● **Data records**
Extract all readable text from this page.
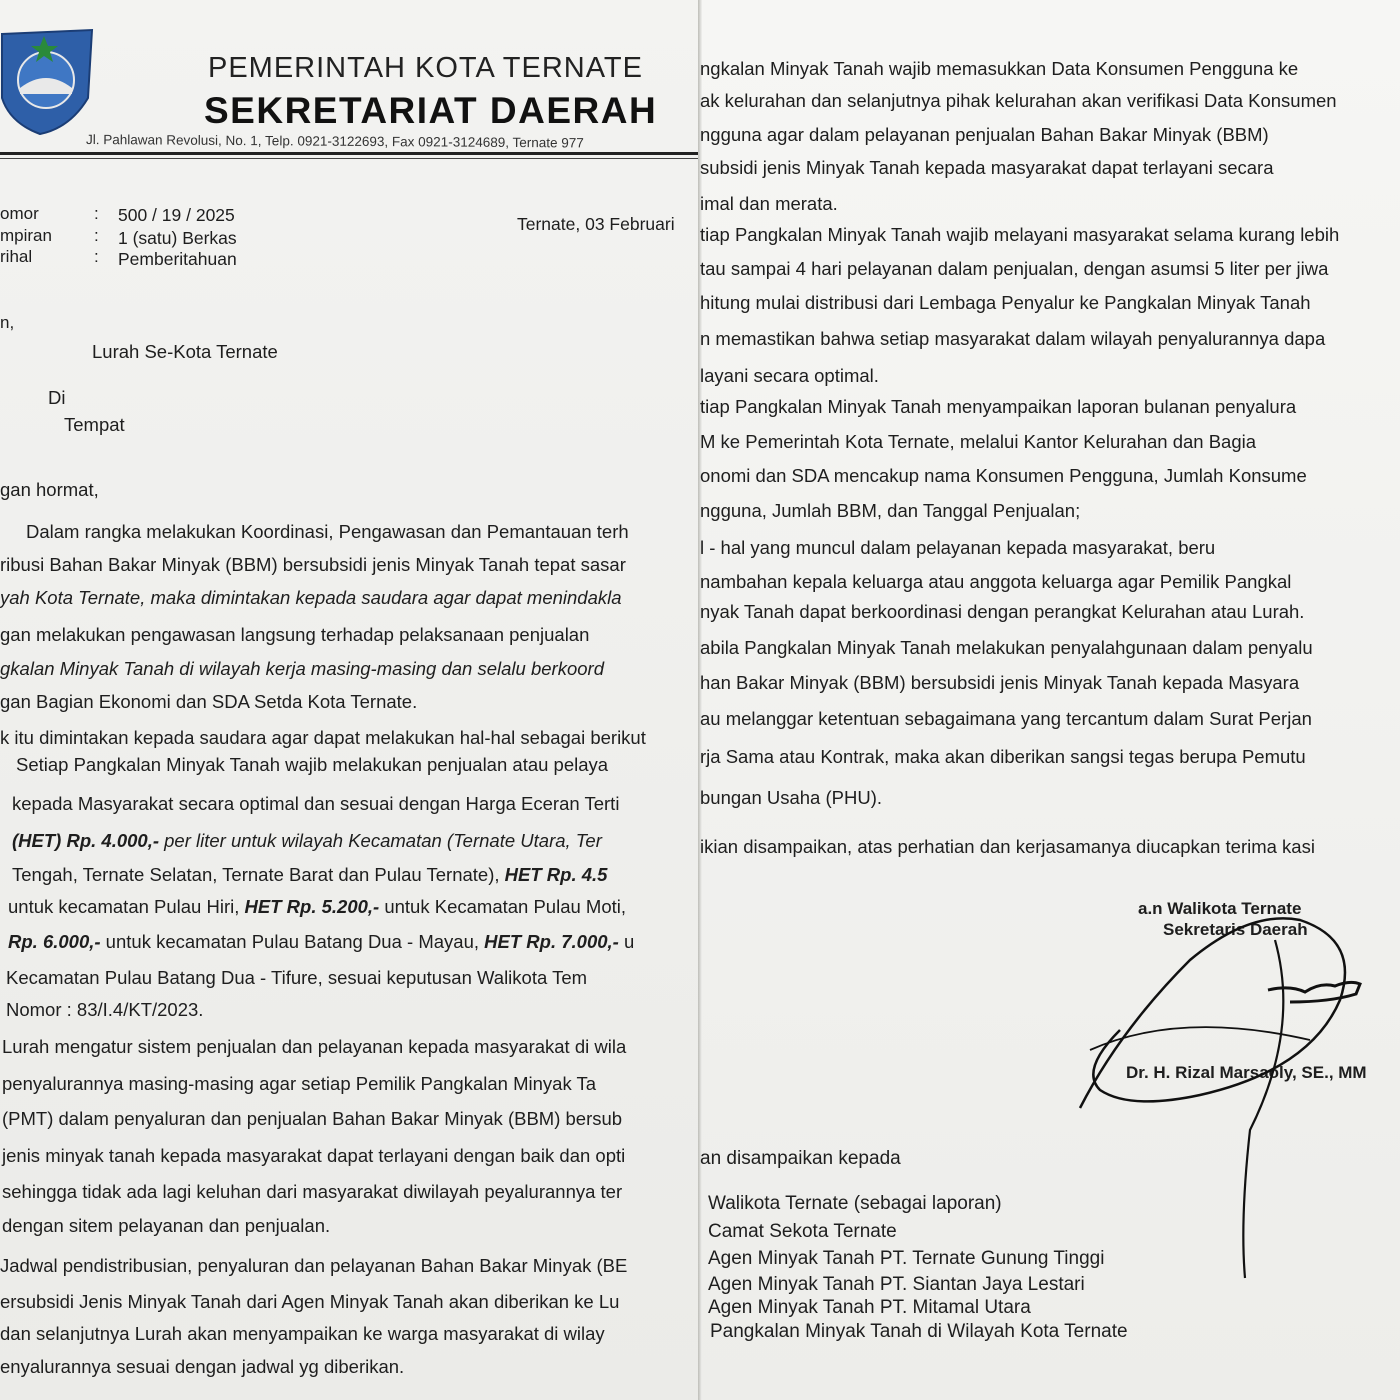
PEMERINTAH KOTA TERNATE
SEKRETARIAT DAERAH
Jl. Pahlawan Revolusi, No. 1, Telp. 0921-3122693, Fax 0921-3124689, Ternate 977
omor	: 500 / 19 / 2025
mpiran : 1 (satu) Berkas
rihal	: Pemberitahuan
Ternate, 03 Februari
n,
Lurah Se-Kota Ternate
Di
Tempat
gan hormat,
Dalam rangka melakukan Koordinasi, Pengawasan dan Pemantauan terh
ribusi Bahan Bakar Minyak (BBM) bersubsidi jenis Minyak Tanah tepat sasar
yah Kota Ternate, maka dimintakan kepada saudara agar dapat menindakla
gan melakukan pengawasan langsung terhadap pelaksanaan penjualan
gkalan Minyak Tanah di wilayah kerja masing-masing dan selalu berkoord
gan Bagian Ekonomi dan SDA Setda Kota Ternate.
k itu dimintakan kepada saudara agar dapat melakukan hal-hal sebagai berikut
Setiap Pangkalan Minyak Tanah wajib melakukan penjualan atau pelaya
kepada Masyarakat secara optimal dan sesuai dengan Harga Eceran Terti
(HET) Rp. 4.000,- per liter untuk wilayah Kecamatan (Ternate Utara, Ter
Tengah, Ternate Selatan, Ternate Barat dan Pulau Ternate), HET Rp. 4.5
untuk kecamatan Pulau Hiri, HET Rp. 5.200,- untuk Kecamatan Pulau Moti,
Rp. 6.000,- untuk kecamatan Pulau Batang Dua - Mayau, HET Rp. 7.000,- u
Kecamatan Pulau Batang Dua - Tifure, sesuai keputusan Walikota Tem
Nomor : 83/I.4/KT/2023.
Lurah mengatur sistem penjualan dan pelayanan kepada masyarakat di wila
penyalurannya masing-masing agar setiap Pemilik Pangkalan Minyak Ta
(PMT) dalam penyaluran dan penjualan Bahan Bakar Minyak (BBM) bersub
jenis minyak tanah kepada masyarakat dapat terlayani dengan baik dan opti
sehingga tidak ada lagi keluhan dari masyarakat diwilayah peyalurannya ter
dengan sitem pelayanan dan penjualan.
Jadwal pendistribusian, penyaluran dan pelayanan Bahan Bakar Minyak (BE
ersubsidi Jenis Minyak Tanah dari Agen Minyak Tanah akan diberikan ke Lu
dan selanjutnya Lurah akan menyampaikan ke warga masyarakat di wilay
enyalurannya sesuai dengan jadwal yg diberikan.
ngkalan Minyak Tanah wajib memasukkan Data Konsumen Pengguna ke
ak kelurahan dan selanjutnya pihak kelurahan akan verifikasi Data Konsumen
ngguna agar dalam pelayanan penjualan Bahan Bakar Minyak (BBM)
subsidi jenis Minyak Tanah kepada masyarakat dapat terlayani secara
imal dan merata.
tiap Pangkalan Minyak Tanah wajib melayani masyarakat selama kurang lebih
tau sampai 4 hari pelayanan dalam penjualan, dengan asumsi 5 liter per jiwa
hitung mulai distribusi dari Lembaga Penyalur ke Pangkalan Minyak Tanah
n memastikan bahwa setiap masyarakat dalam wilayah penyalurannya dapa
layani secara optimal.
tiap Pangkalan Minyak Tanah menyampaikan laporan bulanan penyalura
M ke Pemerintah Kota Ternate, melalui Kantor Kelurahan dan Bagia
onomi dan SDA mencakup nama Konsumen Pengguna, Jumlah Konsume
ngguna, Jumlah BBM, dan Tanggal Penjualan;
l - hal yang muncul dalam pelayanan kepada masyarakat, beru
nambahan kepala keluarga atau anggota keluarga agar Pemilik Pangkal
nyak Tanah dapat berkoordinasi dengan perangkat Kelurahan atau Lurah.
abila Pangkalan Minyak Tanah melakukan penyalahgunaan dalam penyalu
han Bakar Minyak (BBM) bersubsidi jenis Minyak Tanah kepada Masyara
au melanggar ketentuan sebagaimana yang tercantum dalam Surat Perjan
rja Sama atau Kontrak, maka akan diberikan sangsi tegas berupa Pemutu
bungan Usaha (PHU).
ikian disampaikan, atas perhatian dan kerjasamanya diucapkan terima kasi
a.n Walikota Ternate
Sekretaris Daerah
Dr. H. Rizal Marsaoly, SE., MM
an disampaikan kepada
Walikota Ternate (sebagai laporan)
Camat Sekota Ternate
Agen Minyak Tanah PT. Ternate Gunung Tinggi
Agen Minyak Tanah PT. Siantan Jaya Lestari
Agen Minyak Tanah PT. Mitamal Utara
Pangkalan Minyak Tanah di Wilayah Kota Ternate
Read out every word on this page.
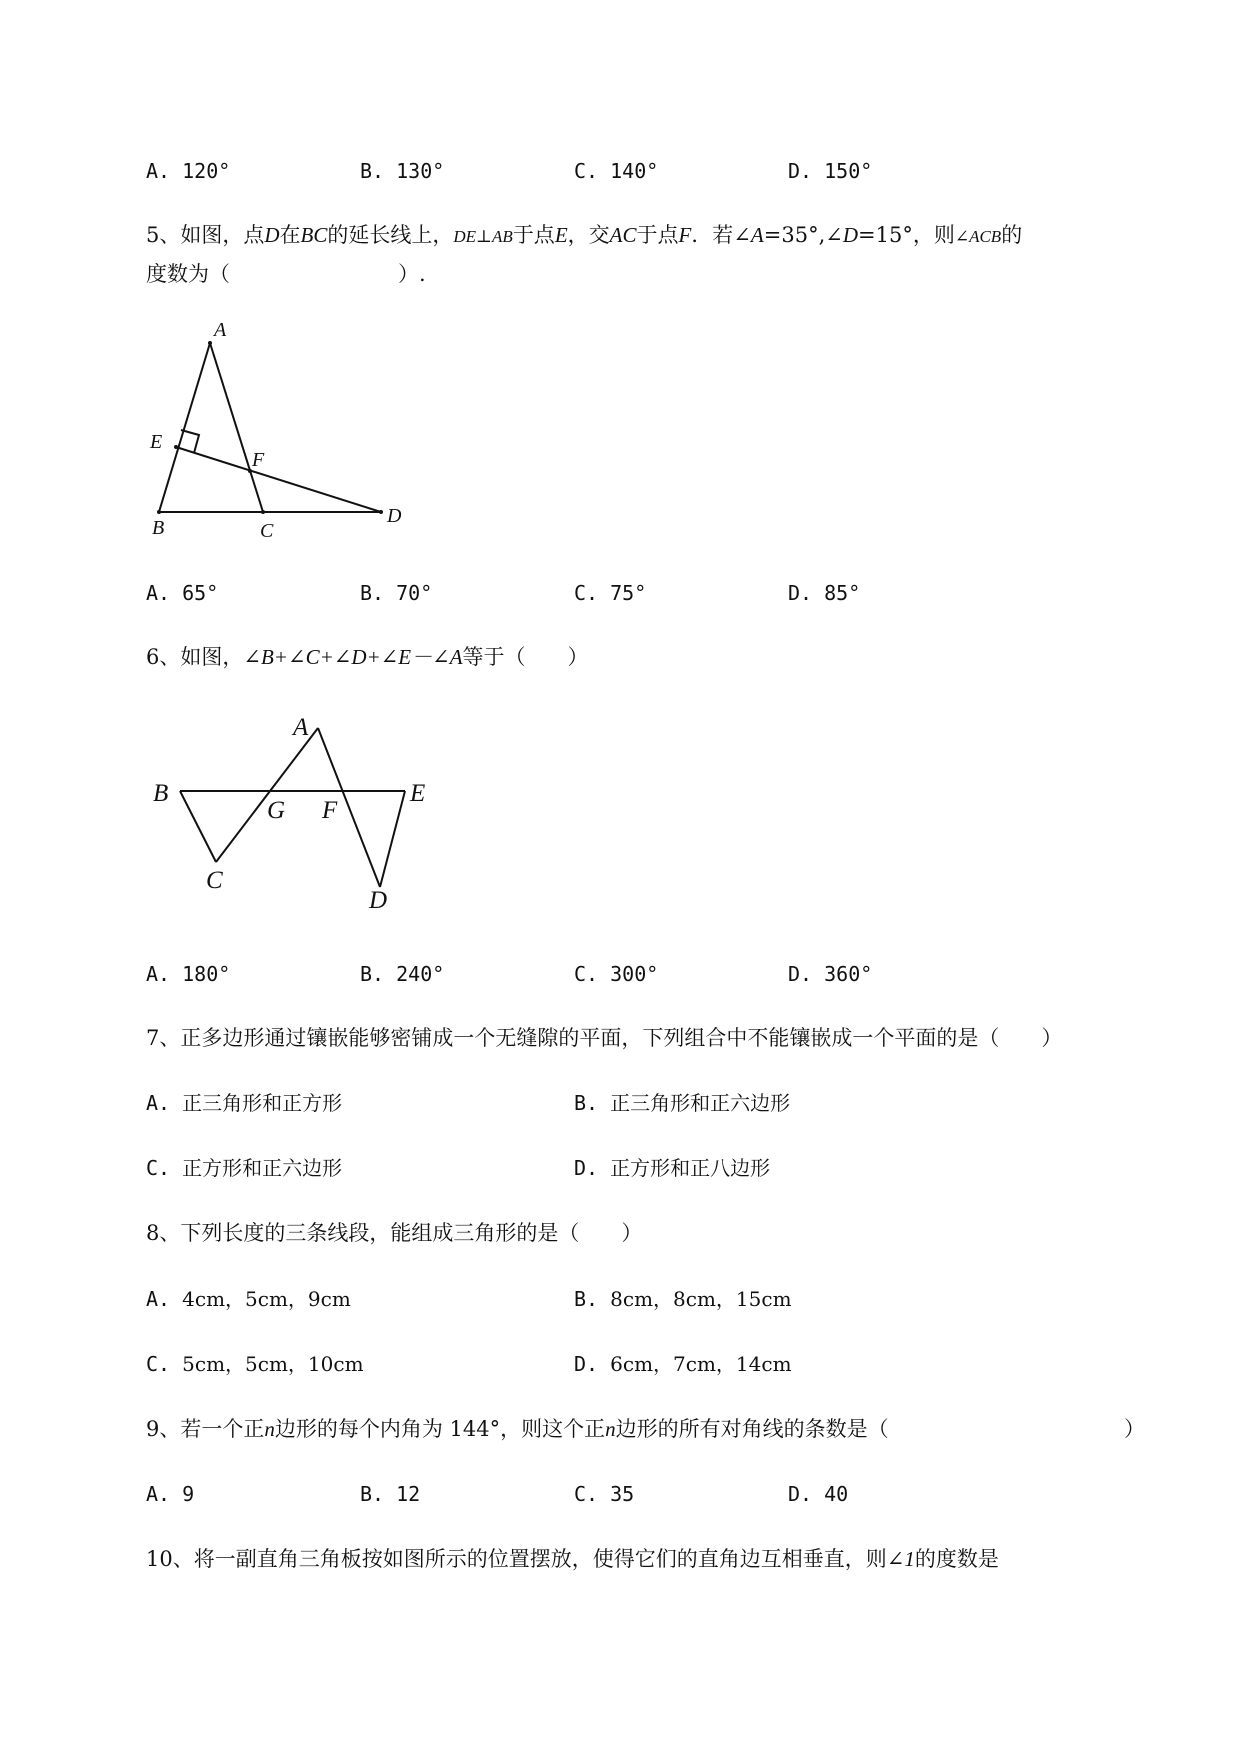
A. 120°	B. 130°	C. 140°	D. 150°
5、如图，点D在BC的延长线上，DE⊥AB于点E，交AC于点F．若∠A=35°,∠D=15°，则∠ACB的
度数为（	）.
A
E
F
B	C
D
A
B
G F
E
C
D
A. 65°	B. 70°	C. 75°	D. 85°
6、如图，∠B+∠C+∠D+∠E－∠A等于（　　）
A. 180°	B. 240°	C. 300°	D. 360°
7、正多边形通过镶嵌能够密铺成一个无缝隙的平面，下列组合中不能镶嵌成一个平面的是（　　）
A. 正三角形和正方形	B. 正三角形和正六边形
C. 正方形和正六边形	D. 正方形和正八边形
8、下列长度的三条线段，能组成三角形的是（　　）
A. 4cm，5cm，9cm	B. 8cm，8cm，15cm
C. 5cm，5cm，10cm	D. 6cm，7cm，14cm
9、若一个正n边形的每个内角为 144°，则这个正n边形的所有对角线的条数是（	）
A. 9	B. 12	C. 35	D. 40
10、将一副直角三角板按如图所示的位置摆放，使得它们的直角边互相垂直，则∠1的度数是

● **Written request**
Extract the text of all the records above verbatim, excluding pictures.

● **Complete answer**
Extract all readable text from this page.
PEMERINTAH KOTA TERNATE
SEKRETARIAT DAERAH
Jl. Pahlawan Revolusi, No. 1, Telp. 0921-3122693, Fax 0921-3124689, Ternate 977
omor	: 500 / 19 / 2025
mpiran : 1 (satu) Berkas
rihal	: Pemberitahuan
Ternate, 03 Februari
n,
Lurah Se-Kota Ternate
Di
Tempat
gan hormat,
Dalam rangka melakukan Koordinasi, Pengawasan dan Pemantauan terh
ribusi Bahan Bakar Minyak (BBM) bersubsidi jenis Minyak Tanah tepat sasar
yah Kota Ternate, maka dimintakan kepada saudara agar dapat menindakla
gan melakukan pengawasan langsung terhadap pelaksanaan penjualan
gkalan Minyak Tanah di wilayah kerja masing-masing dan selalu berkoord
gan Bagian Ekonomi dan SDA Setda Kota Ternate.
k itu dimintakan kepada saudara agar dapat melakukan hal-hal sebagai berikut
Setiap Pangkalan Minyak Tanah wajib melakukan penjualan atau pelaya
kepada Masyarakat secara optimal dan sesuai dengan Harga Eceran Terti
(HET) Rp. 4.000,- per liter untuk wilayah Kecamatan (Ternate Utara, Ter
Tengah, Ternate Selatan, Ternate Barat dan Pulau Ternate), HET Rp. 4.5
untuk kecamatan Pulau Hiri, HET Rp. 5.200,- untuk Kecamatan Pulau Moti,
Rp. 6.000,- untuk kecamatan Pulau Batang Dua - Mayau, HET Rp. 7.000,- u
Kecamatan Pulau Batang Dua - Tifure, sesuai keputusan Walikota Tem
Nomor : 83/I.4/KT/2023.
Lurah mengatur sistem penjualan dan pelayanan kepada masyarakat di wila
penyalurannya masing-masing agar setiap Pemilik Pangkalan Minyak Ta
(PMT) dalam penyaluran dan penjualan Bahan Bakar Minyak (BBM) bersub
jenis minyak tanah kepada masyarakat dapat terlayani dengan baik dan opti
sehingga tidak ada lagi keluhan dari masyarakat diwilayah peyalurannya ter
dengan sitem pelayanan dan penjualan.
Jadwal pendistribusian, penyaluran dan pelayanan Bahan Bakar Minyak (BE
ersubsidi Jenis Minyak Tanah dari Agen Minyak Tanah akan diberikan ke Lu
dan selanjutnya Lurah akan menyampaikan ke warga masyarakat di wilay
enyalurannya sesuai dengan jadwal yg diberikan.
ngkalan Minyak Tanah wajib memasukkan Data Konsumen Pengguna ke
ak kelurahan dan selanjutnya pihak kelurahan akan verifikasi Data Konsumen
ngguna agar dalam pelayanan penjualan Bahan Bakar Minyak (BBM)
subsidi jenis Minyak Tanah kepada masyarakat dapat terlayani secara
imal dan merata.
tiap Pangkalan Minyak Tanah wajib melayani masyarakat selama kurang lebih
tau sampai 4 hari pelayanan dalam penjualan, dengan asumsi 5 liter per jiwa
hitung mulai distribusi dari Lembaga Penyalur ke Pangkalan Minyak Tanah
n memastikan bahwa setiap masyarakat dalam wilayah penyalurannya dapa
layani secara optimal.
tiap Pangkalan Minyak Tanah menyampaikan laporan bulanan penyalura
M ke Pemerintah Kota Ternate, melalui Kantor Kelurahan dan Bagia
onomi dan SDA mencakup nama Konsumen Pengguna, Jumlah Konsume
ngguna, Jumlah BBM, dan Tanggal Penjualan;
l - hal yang muncul dalam pelayanan kepada masyarakat, beru
nambahan kepala keluarga atau anggota keluarga agar Pemilik Pangkal
nyak Tanah dapat berkoordinasi dengan perangkat Kelurahan atau Lurah.
abila Pangkalan Minyak Tanah melakukan penyalahgunaan dalam penyalu
han Bakar Minyak (BBM) bersubsidi jenis Minyak Tanah kepada Masyara
au melanggar ketentuan sebagaimana yang tercantum dalam Surat Perjan
rja Sama atau Kontrak, maka akan diberikan sangsi tegas berupa Pemutu
bungan Usaha (PHU).
ikian disampaikan, atas perhatian dan kerjasamanya diucapkan terima kasi
a.n Walikota Ternate
Sekretaris Daerah
Dr. H. Rizal Marsaoly, SE., MM
an disampaikan kepada
Walikota Ternate (sebagai laporan)
Camat Sekota Ternate
Agen Minyak Tanah PT. Ternate Gunung Tinggi
Agen Minyak Tanah PT. Siantan Jaya Lestari
Agen Minyak Tanah PT. Mitamal Utara
Pangkalan Minyak Tanah di Wilayah Kota Ternate
Read out every word on this page.
A. 120°	B. 130°	C. 140°	D. 150°
5、如图，点D在BC的延长线上，DE⊥AB于点E，交AC于点F．若∠A=35°,∠D=15°，则∠ACB的
度数为（	）.
A
E
F
B	C
D
A
B
G F
E
C
D
A. 65°	B. 70°	C. 75°	D. 85°
6、如图，∠B+∠C+∠D+∠E－∠A等于（　　）
A. 180°	B. 240°	C. 300°	D. 360°
7、正多边形通过镶嵌能够密铺成一个无缝隙的平面，下列组合中不能镶嵌成一个平面的是（　　）
A. 正三角形和正方形	B. 正三角形和正六边形
C. 正方形和正六边形	D. 正方形和正八边形
8、下列长度的三条线段，能组成三角形的是（　　）
A. 4cm，5cm，9cm	B. 8cm，8cm，15cm
C. 5cm，5cm，10cm	D. 6cm，7cm，14cm
9、若一个正n边形的每个内角为 144°，则这个正n边形的所有对角线的条数是（	）
A. 9	B. 12	C. 35	D. 40
10、将一副直角三角板按如图所示的位置摆放，使得它们的直角边互相垂直，则∠1的度数是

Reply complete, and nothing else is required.